[A block of data]

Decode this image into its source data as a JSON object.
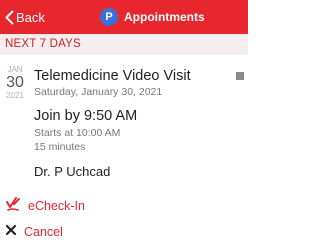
{
  "navbar": {
    "back_label": "Back",
    "app_icon_letter": "P",
    "title": "Appointments"
  },
  "section": {
    "header": "NEXT 7 DAYS"
  },
  "appointment": {
    "month": "JAN",
    "day": "30",
    "year": "2021",
    "title": "Telemedicine Video Visit",
    "date_text": "Saturday, January 30, 2021",
    "join_by": "Join by 9:50 AM",
    "starts_at": "Starts at 10:00 AM",
    "duration": "15 minutes",
    "provider": "Dr. P Uchcad"
  },
  "actions": {
    "echeck_label": "eCheck-In",
    "cancel_label": "Cancel"
  },
  "colors": {
    "accent": "#e8262e",
    "section_bg": "#f4eeee",
    "app_icon": "#3b6fd8"
  }
}
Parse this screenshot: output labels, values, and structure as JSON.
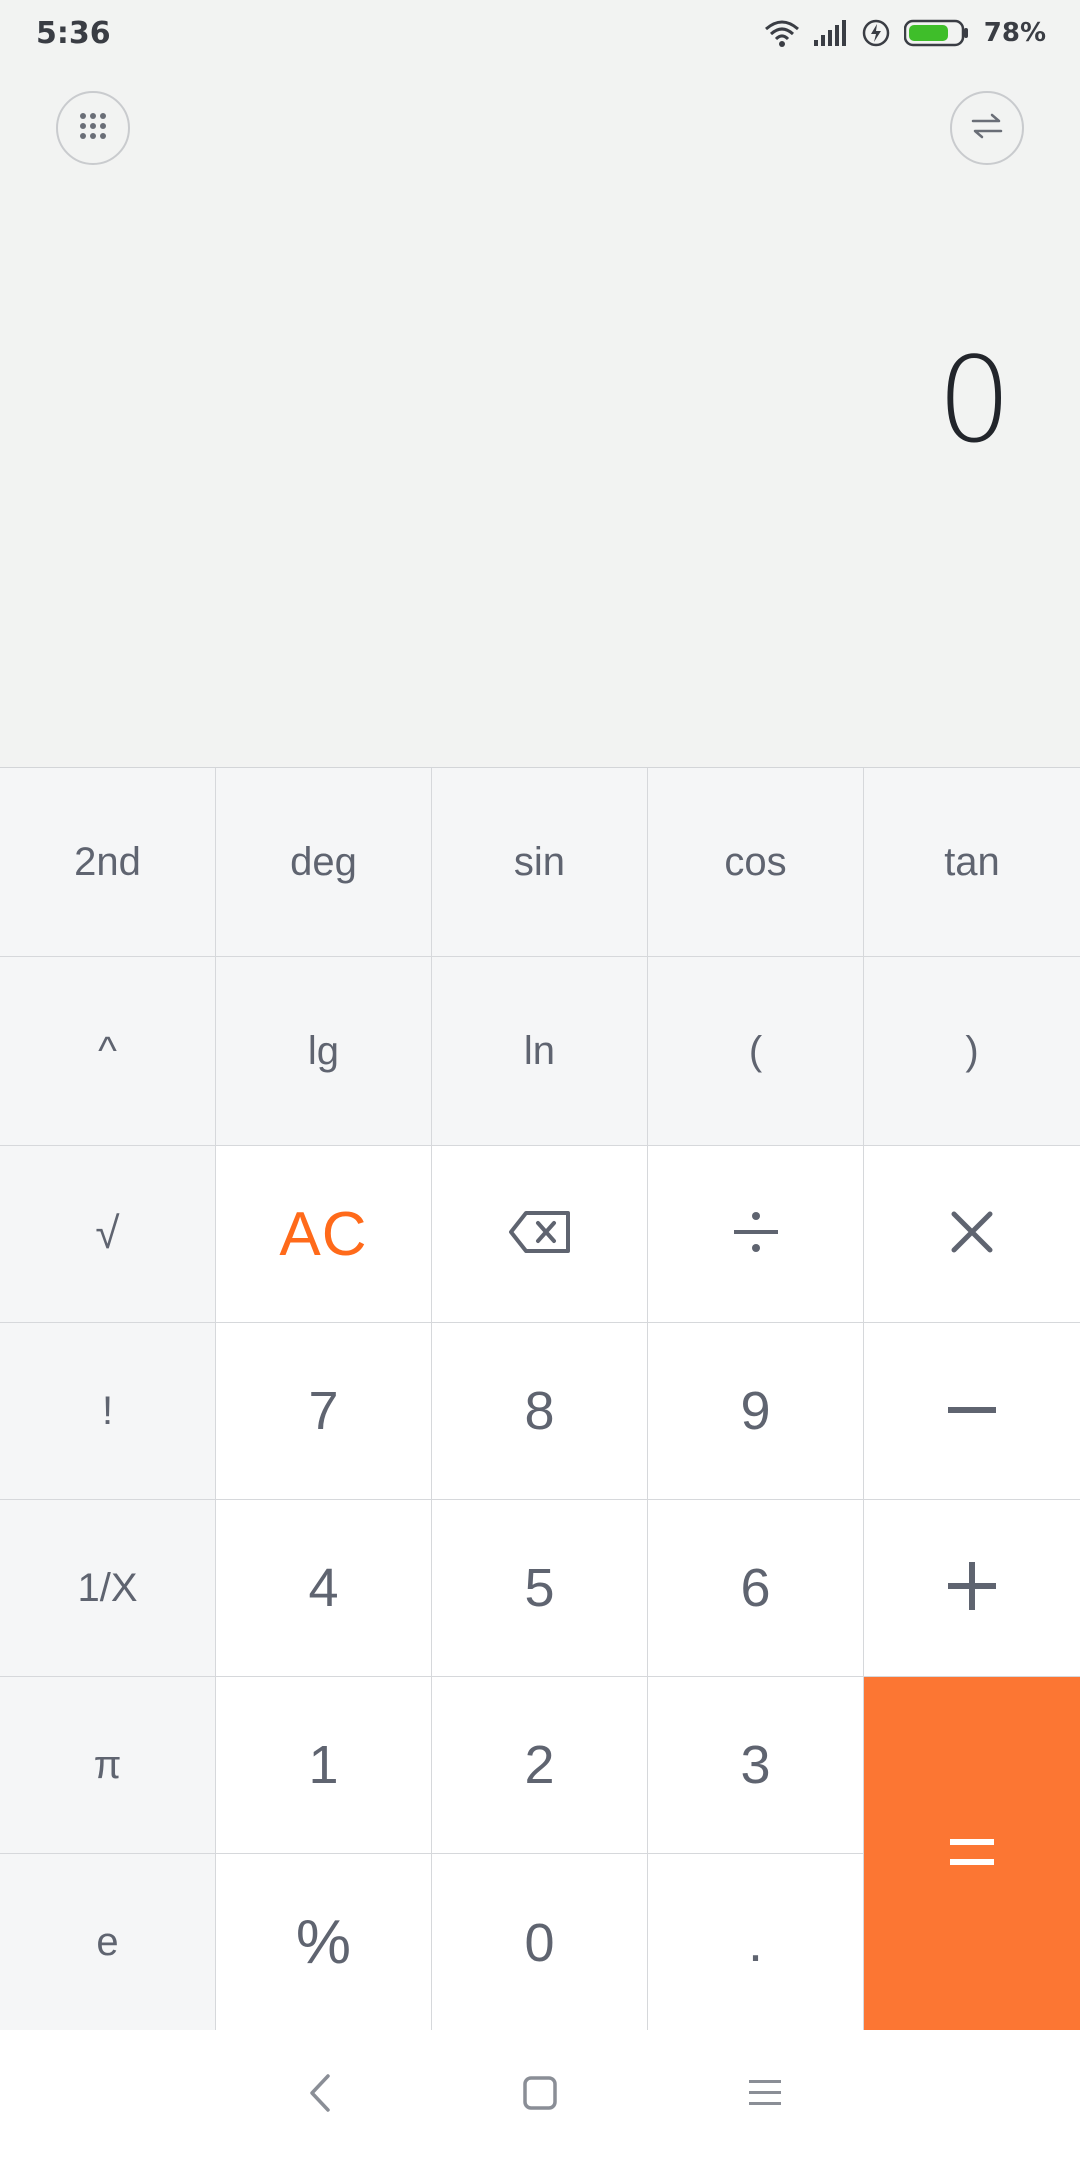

[Instruction] Each record above should be copied character for character, with pictures dropped.

[Solution to this exercise]
Decode this image into its source data as a JSON object.
{
  "navbar": {
    "back_label": "Back",
    "app_icon_letter": "P",
    "title": "Appointments"
  },
  "section": {
    "header": "NEXT 7 DAYS"
  },
  "appointment": {
    "month": "JAN",
    "day": "30",
    "year": "2021",
    "title": "Telemedicine Video Visit",
    "date_text": "Saturday, January 30, 2021",
    "join_by": "Join by 9:50 AM",
    "starts_at": "Starts at 10:00 AM",
    "duration": "15 minutes",
    "provider": "Dr. P Uchcad"
  },
  "actions": {
    "echeck_label": "eCheck-In",
    "cancel_label": "Cancel"
  },
  "colors": {
    "accent": "#e8262e",
    "section_bg": "#f4eeee",
    "app_icon": "#3b6fd8"
  }
}
Parse this screenshot: output labels, values, and structure as JSON.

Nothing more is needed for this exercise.